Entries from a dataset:
* start *
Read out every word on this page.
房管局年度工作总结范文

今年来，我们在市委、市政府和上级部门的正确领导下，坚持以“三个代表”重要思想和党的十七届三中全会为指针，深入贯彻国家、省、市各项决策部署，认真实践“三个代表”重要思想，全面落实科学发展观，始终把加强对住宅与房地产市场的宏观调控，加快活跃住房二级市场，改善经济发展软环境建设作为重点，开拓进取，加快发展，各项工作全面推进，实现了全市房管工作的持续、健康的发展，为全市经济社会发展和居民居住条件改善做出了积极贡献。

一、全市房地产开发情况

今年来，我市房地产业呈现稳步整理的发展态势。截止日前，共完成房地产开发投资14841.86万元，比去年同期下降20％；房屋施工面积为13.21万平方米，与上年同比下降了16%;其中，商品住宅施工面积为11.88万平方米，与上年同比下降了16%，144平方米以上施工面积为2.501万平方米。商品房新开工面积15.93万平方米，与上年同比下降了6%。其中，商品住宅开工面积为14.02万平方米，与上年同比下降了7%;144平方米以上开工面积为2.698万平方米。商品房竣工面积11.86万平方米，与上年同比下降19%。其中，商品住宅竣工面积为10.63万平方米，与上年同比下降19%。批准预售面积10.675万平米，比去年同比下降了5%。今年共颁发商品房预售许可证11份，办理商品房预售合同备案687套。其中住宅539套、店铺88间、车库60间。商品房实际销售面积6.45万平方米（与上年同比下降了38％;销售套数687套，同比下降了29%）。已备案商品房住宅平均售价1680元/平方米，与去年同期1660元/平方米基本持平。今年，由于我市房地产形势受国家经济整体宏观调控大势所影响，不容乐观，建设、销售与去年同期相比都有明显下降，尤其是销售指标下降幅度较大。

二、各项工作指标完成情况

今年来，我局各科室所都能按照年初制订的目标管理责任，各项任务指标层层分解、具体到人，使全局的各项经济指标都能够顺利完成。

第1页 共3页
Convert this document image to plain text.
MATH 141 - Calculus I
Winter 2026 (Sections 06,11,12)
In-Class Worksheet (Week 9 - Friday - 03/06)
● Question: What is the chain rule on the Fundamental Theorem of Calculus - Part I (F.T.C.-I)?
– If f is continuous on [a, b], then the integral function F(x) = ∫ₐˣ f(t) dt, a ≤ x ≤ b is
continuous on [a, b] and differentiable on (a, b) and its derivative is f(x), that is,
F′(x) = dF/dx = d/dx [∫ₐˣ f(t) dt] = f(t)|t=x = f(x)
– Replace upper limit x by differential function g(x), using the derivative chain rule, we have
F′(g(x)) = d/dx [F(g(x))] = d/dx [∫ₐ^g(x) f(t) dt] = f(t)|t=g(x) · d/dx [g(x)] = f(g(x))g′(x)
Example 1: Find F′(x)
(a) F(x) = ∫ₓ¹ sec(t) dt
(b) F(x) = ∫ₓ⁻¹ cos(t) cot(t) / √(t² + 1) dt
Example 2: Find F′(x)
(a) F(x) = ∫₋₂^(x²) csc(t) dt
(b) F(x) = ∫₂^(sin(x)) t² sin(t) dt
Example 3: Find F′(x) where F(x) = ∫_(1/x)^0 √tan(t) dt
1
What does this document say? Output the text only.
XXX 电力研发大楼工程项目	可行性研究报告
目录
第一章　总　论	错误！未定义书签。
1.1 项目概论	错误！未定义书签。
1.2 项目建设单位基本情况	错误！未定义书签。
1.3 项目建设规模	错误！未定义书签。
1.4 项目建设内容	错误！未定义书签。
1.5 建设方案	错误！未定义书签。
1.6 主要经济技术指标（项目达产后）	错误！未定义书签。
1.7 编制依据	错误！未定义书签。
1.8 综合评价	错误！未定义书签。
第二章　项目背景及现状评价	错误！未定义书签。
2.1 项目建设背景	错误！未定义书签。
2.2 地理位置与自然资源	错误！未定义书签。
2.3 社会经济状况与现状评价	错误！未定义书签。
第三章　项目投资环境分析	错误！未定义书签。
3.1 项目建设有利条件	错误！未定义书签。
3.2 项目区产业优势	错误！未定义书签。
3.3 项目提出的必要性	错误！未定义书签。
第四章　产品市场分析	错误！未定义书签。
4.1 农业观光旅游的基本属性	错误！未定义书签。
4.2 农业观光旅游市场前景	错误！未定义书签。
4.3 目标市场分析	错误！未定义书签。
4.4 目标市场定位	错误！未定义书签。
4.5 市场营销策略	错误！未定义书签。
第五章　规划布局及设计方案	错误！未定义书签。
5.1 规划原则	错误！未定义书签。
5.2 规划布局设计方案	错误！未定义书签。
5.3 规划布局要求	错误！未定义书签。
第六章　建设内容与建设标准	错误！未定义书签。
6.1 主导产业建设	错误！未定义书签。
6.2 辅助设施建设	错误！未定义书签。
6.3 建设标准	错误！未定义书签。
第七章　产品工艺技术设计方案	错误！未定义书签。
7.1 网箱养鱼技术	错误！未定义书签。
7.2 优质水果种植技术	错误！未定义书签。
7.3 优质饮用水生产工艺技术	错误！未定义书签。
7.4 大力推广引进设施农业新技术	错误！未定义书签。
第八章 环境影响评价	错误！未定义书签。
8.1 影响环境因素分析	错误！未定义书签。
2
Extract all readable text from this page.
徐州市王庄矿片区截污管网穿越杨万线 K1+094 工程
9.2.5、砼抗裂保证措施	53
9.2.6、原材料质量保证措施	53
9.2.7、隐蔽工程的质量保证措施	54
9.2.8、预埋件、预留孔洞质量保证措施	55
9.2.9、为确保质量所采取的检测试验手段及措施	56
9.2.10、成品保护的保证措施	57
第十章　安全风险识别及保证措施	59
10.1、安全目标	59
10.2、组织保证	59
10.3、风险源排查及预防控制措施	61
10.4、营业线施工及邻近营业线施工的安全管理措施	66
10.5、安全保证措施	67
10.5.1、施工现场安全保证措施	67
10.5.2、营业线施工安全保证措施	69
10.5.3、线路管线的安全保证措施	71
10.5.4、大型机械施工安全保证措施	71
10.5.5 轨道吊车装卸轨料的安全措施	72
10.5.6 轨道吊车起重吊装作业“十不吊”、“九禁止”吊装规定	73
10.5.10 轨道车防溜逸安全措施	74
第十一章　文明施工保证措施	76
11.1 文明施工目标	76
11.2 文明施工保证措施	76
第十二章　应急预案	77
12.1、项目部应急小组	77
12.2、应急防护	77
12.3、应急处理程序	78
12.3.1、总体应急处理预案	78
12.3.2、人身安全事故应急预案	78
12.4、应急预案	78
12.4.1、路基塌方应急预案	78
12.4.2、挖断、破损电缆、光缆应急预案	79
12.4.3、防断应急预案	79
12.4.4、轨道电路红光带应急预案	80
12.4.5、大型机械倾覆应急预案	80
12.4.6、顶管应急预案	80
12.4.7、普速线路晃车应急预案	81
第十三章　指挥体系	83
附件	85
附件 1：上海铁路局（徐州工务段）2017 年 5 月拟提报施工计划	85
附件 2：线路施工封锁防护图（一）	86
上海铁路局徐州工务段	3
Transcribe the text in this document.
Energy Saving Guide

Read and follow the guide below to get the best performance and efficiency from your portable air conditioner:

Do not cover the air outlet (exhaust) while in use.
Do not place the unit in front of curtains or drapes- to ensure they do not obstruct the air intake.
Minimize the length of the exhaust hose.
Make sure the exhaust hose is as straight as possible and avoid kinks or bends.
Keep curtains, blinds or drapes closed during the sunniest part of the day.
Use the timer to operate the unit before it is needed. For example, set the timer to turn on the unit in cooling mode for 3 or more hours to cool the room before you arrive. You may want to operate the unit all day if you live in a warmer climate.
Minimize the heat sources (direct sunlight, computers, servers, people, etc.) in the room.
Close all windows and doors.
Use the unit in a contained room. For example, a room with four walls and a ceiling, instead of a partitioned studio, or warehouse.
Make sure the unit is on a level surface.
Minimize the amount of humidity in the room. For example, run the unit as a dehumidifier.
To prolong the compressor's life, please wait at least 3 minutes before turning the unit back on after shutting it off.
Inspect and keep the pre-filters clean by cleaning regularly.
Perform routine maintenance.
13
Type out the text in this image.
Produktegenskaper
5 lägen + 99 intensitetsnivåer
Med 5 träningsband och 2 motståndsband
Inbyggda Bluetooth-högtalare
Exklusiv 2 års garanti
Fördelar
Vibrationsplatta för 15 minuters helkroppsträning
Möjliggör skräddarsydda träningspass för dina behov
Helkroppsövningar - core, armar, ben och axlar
* end *
**EXERCISE**.
Of all the lines in the data above, state how many include "continuous". Say only the number.

**WRITTEN SOLUTION**.
2